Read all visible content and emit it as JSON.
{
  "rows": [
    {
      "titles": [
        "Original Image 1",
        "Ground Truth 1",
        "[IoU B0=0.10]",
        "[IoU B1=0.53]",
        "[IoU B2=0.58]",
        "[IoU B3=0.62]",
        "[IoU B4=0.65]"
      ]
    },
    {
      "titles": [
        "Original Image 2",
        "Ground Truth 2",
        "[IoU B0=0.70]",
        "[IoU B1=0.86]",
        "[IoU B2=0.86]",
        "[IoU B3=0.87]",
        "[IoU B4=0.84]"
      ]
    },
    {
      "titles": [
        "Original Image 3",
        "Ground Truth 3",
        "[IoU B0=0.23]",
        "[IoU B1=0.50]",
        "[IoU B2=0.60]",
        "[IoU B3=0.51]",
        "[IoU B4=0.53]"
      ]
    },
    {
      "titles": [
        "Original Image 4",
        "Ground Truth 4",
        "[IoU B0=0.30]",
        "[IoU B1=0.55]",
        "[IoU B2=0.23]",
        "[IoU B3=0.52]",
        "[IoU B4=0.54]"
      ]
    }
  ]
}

_Task brief_
Extract all of the data above and output it character for character.

_Solution for this task_
Read all visible content and emit it as JSON.
{
  "rows": [
    {
      "titles": [
        "Original Image 1",
        "Ground Truth 1",
        "[IoU B0=0.10]",
        "[IoU B1=0.53]",
        "[IoU B2=0.58]",
        "[IoU B3=0.62]",
        "[IoU B4=0.65]"
      ]
    },
    {
      "titles": [
        "Original Image 2",
        "Ground Truth 2",
        "[IoU B0=0.70]",
        "[IoU B1=0.86]",
        "[IoU B2=0.86]",
        "[IoU B3=0.87]",
        "[IoU B4=0.84]"
      ]
    },
    {
      "titles": [
        "Original Image 3",
        "Ground Truth 3",
        "[IoU B0=0.23]",
        "[IoU B1=0.50]",
        "[IoU B2=0.60]",
        "[IoU B3=0.51]",
        "[IoU B4=0.53]"
      ]
    },
    {
      "titles": [
        "Original Image 4",
        "Ground Truth 4",
        "[IoU B0=0.30]",
        "[IoU B1=0.55]",
        "[IoU B2=0.23]",
        "[IoU B3=0.52]",
        "[IoU B4=0.54]"
      ]
    }
  ]
}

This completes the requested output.